→ Exercise brief:
Take the material and output all of it exactly.

→ Data in this exercise:
####
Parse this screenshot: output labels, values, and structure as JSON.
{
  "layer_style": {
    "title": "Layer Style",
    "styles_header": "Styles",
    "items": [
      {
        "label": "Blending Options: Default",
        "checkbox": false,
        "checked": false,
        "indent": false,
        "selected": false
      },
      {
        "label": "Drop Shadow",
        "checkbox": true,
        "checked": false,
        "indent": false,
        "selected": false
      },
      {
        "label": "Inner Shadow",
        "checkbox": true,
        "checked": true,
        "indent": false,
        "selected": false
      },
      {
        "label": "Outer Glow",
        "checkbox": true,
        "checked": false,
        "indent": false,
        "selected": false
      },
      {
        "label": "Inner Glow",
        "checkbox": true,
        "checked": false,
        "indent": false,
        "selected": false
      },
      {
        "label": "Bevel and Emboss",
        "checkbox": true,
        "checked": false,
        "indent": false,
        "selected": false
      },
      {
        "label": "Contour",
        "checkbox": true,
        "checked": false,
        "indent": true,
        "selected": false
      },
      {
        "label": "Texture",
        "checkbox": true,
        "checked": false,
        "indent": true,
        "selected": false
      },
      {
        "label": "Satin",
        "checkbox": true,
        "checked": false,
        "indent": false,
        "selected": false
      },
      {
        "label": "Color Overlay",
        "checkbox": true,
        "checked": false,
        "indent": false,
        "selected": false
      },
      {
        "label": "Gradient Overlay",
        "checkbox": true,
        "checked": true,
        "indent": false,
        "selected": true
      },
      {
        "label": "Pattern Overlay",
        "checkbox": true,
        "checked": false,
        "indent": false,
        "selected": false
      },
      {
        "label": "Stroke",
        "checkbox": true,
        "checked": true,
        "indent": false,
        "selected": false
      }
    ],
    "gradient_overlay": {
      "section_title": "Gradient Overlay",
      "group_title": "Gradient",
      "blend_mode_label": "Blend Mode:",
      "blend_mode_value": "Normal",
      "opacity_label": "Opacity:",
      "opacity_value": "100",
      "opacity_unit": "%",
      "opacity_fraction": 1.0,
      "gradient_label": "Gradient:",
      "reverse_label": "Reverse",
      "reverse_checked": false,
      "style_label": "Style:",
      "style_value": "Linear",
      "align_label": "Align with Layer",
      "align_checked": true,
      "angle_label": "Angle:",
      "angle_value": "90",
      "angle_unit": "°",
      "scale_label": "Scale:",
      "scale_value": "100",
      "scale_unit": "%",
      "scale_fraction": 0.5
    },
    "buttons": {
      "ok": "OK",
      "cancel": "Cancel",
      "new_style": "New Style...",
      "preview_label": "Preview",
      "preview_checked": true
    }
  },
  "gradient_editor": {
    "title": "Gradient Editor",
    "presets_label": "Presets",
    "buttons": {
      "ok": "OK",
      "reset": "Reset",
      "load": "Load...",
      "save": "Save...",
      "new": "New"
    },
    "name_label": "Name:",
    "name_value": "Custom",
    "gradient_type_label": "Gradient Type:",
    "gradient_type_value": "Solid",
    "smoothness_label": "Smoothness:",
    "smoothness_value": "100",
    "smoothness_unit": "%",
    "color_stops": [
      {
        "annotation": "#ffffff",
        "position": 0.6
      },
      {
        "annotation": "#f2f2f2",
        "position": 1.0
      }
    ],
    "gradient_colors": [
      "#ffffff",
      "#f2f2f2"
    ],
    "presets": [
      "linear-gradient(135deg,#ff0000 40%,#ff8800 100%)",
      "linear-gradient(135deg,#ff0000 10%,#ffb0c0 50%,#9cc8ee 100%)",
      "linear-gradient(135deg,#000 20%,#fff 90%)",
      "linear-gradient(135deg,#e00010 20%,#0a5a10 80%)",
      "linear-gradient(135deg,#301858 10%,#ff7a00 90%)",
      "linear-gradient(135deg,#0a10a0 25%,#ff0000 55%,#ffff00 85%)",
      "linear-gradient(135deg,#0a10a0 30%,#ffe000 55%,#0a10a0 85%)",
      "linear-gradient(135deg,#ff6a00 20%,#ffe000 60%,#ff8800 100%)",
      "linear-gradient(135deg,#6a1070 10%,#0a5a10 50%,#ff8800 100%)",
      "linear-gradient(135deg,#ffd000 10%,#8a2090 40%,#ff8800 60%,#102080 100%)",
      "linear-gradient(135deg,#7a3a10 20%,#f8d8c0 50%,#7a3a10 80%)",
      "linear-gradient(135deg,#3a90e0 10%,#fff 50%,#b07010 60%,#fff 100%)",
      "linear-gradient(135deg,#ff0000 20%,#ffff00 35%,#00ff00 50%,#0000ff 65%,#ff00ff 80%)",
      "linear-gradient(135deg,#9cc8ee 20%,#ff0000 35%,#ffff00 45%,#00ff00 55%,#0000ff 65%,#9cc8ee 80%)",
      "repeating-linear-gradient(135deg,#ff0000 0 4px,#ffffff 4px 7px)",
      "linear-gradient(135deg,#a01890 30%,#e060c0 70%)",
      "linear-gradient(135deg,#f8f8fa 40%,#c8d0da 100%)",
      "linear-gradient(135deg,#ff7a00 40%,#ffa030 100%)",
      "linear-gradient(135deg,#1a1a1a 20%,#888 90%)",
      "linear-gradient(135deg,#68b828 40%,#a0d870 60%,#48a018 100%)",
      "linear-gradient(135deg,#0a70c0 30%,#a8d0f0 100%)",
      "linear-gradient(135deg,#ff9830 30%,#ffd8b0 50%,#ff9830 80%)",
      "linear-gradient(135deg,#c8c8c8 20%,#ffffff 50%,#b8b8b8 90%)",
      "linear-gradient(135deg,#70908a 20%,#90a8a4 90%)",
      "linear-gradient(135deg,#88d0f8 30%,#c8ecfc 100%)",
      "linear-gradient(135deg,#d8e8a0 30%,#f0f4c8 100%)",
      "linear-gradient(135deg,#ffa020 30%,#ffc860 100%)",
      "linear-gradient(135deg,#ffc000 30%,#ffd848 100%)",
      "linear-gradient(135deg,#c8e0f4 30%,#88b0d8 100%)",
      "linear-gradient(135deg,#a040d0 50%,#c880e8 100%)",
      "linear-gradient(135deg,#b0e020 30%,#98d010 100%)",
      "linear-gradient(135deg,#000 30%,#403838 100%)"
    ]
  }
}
####
→ Output of the task:
Parse this screenshot: output labels, values, and structure as JSON.
{
  "layer_style": {
    "title": "Layer Style",
    "styles_header": "Styles",
    "items": [
      {
        "label": "Blending Options: Default",
        "checkbox": false,
        "checked": false,
        "indent": false,
        "selected": false
      },
      {
        "label": "Drop Shadow",
        "checkbox": true,
        "checked": false,
        "indent": false,
        "selected": false
      },
      {
        "label": "Inner Shadow",
        "checkbox": true,
        "checked": true,
        "indent": false,
        "selected": false
      },
      {
        "label": "Outer Glow",
        "checkbox": true,
        "checked": false,
        "indent": false,
        "selected": false
      },
      {
        "label": "Inner Glow",
        "checkbox": true,
        "checked": false,
        "indent": false,
        "selected": false
      },
      {
        "label": "Bevel and Emboss",
        "checkbox": true,
        "checked": false,
        "indent": false,
        "selected": false
      },
      {
        "label": "Contour",
        "checkbox": true,
        "checked": false,
        "indent": true,
        "selected": false
      },
      {
        "label": "Texture",
        "checkbox": true,
        "checked": false,
        "indent": true,
        "selected": false
      },
      {
        "label": "Satin",
        "checkbox": true,
        "checked": false,
        "indent": false,
        "selected": false
      },
      {
        "label": "Color Overlay",
        "checkbox": true,
        "checked": false,
        "indent": false,
        "selected": false
      },
      {
        "label": "Gradient Overlay",
        "checkbox": true,
        "checked": true,
        "indent": false,
        "selected": true
      },
      {
        "label": "Pattern Overlay",
        "checkbox": true,
        "checked": false,
        "indent": false,
        "selected": false
      },
      {
        "label": "Stroke",
        "checkbox": true,
        "checked": true,
        "indent": false,
        "selected": false
      }
    ],
    "gradient_overlay": {
      "section_title": "Gradient Overlay",
      "group_title": "Gradient",
      "blend_mode_label": "Blend Mode:",
      "blend_mode_value": "Normal",
      "opacity_label": "Opacity:",
      "opacity_value": "100",
      "opacity_unit": "%",
      "opacity_fraction": 1.0,
      "gradient_label": "Gradient:",
      "reverse_label": "Reverse",
      "reverse_checked": false,
      "style_label": "Style:",
      "style_value": "Linear",
      "align_label": "Align with Layer",
      "align_checked": true,
      "angle_label": "Angle:",
      "angle_value": "90",
      "angle_unit": "°",
      "scale_label": "Scale:",
      "scale_value": "100",
      "scale_unit": "%",
      "scale_fraction": 0.5
    },
    "buttons": {
      "ok": "OK",
      "cancel": "Cancel",
      "new_style": "New Style...",
      "preview_label": "Preview",
      "preview_checked": true
    }
  },
  "gradient_editor": {
    "title": "Gradient Editor",
    "presets_label": "Presets",
    "buttons": {
      "ok": "OK",
      "reset": "Reset",
      "load": "Load...",
      "save": "Save...",
      "new": "New"
    },
    "name_label": "Name:",
    "name_value": "Custom",
    "gradient_type_label": "Gradient Type:",
    "gradient_type_value": "Solid",
    "smoothness_label": "Smoothness:",
    "smoothness_value": "100",
    "smoothness_unit": "%",
    "color_stops": [
      {
        "annotation": "#ffffff",
        "position": 0.6
      },
      {
        "annotation": "#f2f2f2",
        "position": 1.0
      }
    ],
    "gradient_colors": [
      "#ffffff",
      "#f2f2f2"
    ],
    "presets": [
      "linear-gradient(135deg,#ff0000 40%,#ff8800 100%)",
      "linear-gradient(135deg,#ff0000 10%,#ffb0c0 50%,#9cc8ee 100%)",
      "linear-gradient(135deg,#000 20%,#fff 90%)",
      "linear-gradient(135deg,#e00010 20%,#0a5a10 80%)",
      "linear-gradient(135deg,#301858 10%,#ff7a00 90%)",
      "linear-gradient(135deg,#0a10a0 25%,#ff0000 55%,#ffff00 85%)",
      "linear-gradient(135deg,#0a10a0 30%,#ffe000 55%,#0a10a0 85%)",
      "linear-gradient(135deg,#ff6a00 20%,#ffe000 60%,#ff8800 100%)",
      "linear-gradient(135deg,#6a1070 10%,#0a5a10 50%,#ff8800 100%)",
      "linear-gradient(135deg,#ffd000 10%,#8a2090 40%,#ff8800 60%,#102080 100%)",
      "linear-gradient(135deg,#7a3a10 20%,#f8d8c0 50%,#7a3a10 80%)",
      "linear-gradient(135deg,#3a90e0 10%,#fff 50%,#b07010 60%,#fff 100%)",
      "linear-gradient(135deg,#ff0000 20%,#ffff00 35%,#00ff00 50%,#0000ff 65%,#ff00ff 80%)",
      "linear-gradient(135deg,#9cc8ee 20%,#ff0000 35%,#ffff00 45%,#00ff00 55%,#0000ff 65%,#9cc8ee 80%)",
      "repeating-linear-gradient(135deg,#ff0000 0 4px,#ffffff 4px 7px)",
      "linear-gradient(135deg,#a01890 30%,#e060c0 70%)",
      "linear-gradient(135deg,#f8f8fa 40%,#c8d0da 100%)",
      "linear-gradient(135deg,#ff7a00 40%,#ffa030 100%)",
      "linear-gradient(135deg,#1a1a1a 20%,#888 90%)",
      "linear-gradient(135deg,#68b828 40%,#a0d870 60%,#48a018 100%)",
      "linear-gradient(135deg,#0a70c0 30%,#a8d0f0 100%)",
      "linear-gradient(135deg,#ff9830 30%,#ffd8b0 50%,#ff9830 80%)",
      "linear-gradient(135deg,#c8c8c8 20%,#ffffff 50%,#b8b8b8 90%)",
      "linear-gradient(135deg,#70908a 20%,#90a8a4 90%)",
      "linear-gradient(135deg,#88d0f8 30%,#c8ecfc 100%)",
      "linear-gradient(135deg,#d8e8a0 30%,#f0f4c8 100%)",
      "linear-gradient(135deg,#ffa020 30%,#ffc860 100%)",
      "linear-gradient(135deg,#ffc000 30%,#ffd848 100%)",
      "linear-gradient(135deg,#c8e0f4 30%,#88b0d8 100%)",
      "linear-gradient(135deg,#a040d0 50%,#c880e8 100%)",
      "linear-gradient(135deg,#b0e020 30%,#98d010 100%)",
      "linear-gradient(135deg,#000 30%,#403838 100%)"
    ]
  }
}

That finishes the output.